| WRITTEN INSTRUCTION |
Look through the data and write out every line with the word "从业资格证" in it.

| AVAILABLE RECORDS |
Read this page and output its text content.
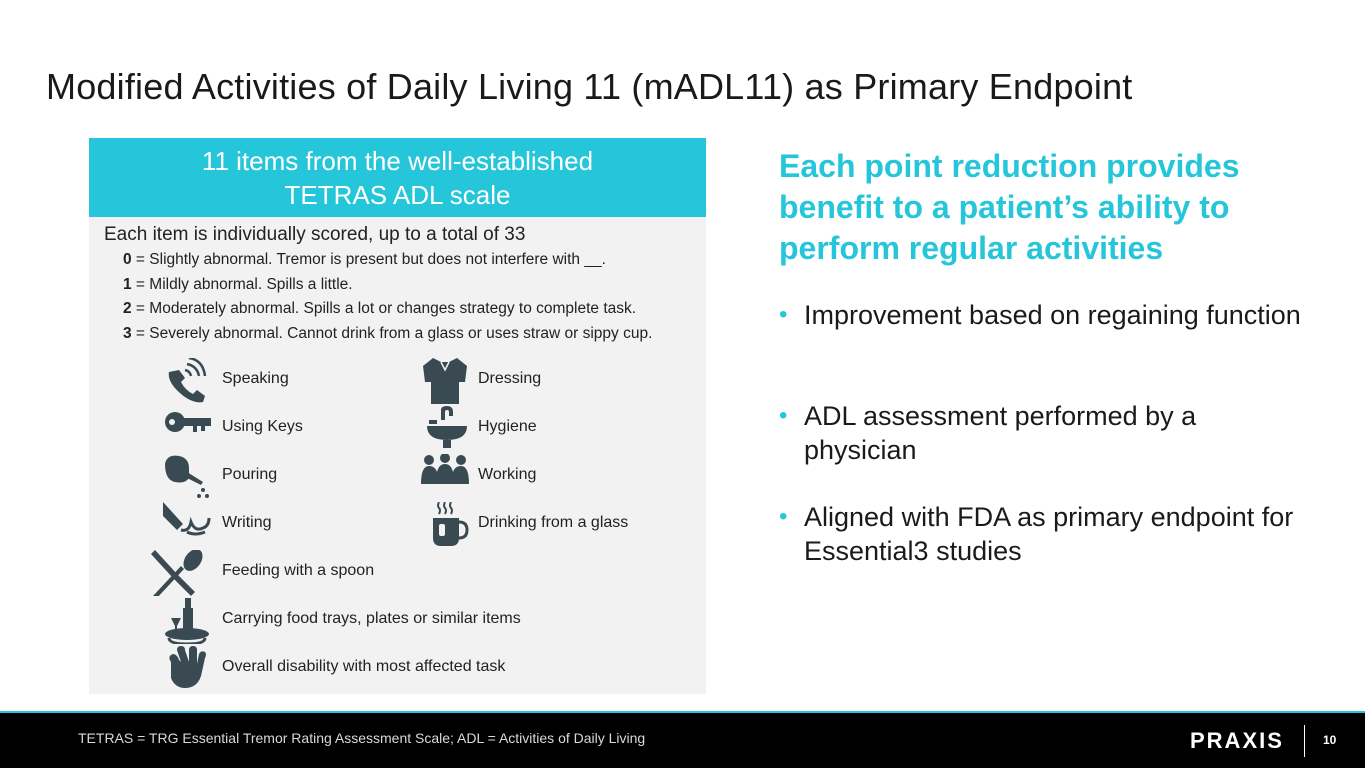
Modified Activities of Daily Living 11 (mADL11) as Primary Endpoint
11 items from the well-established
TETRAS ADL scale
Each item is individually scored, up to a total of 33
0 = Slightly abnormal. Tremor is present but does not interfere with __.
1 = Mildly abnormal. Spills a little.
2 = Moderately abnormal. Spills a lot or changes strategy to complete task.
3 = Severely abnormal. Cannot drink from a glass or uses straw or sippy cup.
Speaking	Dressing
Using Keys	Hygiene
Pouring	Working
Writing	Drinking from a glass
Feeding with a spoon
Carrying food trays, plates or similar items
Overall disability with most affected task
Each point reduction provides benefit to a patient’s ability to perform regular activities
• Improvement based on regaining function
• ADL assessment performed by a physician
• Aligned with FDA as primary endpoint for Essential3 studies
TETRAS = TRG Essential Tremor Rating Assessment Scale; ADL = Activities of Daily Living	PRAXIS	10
--
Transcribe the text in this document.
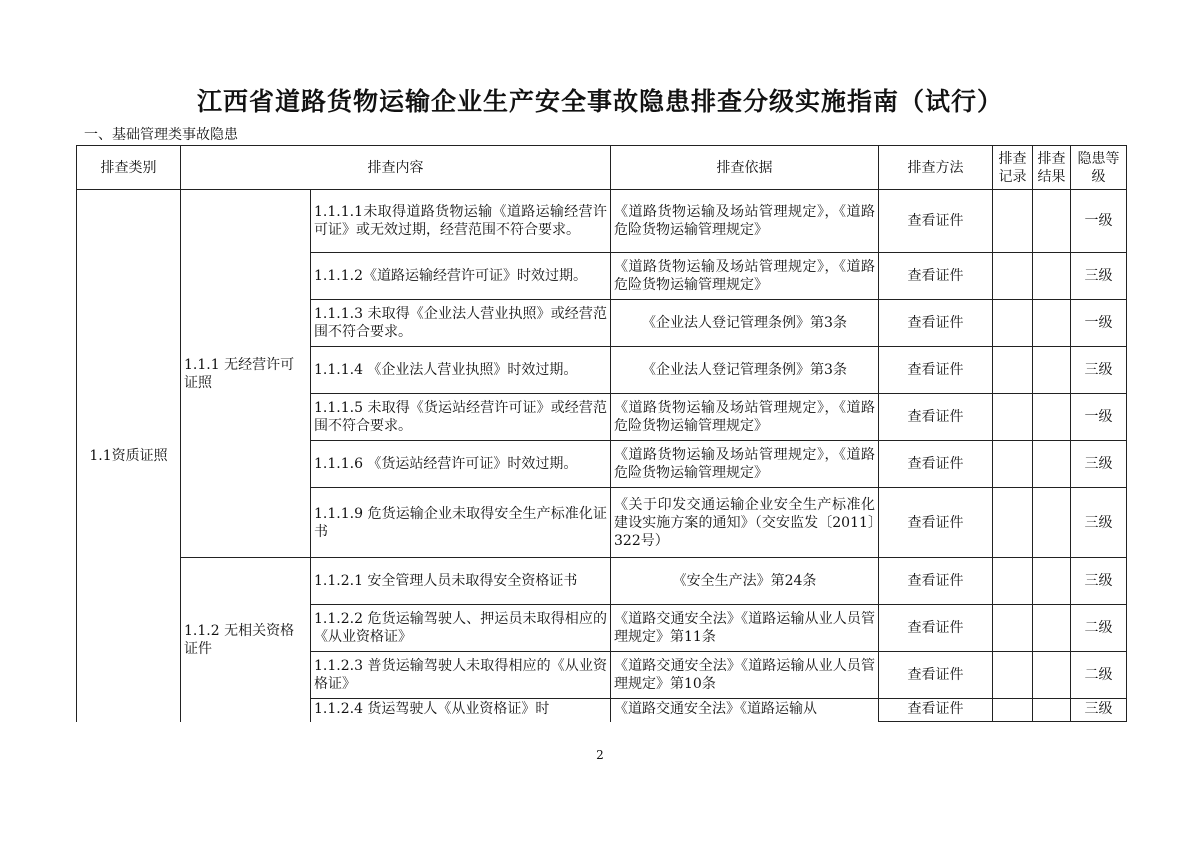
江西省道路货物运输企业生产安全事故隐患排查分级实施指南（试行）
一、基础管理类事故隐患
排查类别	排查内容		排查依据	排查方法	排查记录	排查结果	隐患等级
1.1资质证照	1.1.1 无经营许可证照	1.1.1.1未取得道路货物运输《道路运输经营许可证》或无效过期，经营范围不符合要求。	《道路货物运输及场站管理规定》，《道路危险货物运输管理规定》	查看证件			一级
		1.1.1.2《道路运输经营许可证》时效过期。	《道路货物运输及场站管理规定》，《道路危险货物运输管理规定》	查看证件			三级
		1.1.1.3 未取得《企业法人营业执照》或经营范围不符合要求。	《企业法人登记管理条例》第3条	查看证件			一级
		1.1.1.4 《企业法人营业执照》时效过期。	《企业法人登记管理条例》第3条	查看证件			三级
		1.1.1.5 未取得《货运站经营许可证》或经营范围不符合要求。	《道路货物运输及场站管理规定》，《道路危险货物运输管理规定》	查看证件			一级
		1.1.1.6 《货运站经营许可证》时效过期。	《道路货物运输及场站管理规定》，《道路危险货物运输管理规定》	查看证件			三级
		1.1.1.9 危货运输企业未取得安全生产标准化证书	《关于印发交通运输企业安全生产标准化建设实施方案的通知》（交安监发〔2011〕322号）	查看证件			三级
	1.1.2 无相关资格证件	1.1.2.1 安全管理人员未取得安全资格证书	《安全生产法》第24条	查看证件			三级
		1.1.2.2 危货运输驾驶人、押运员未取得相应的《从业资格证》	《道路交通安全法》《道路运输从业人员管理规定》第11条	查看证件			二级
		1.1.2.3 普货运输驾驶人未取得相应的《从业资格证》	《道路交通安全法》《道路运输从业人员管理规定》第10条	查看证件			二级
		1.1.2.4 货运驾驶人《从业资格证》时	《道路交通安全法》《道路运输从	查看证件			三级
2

| RESPONSE |
		1.1.2.2 危货运输驾驶人、押运员未取得相应的《从业资格证》	《道路交通安全法》《道路运输从业人员管理规定》第11条	查看证件			二级
		1.1.2.3 普货运输驾驶人未取得相应的《从业资格证》	《道路交通安全法》《道路运输从业人员管理规定》第10条	查看证件			二级
		1.1.2.4 货运驾驶人《从业资格证》时	《道路交通安全法》《道路运输从	查看证件			三级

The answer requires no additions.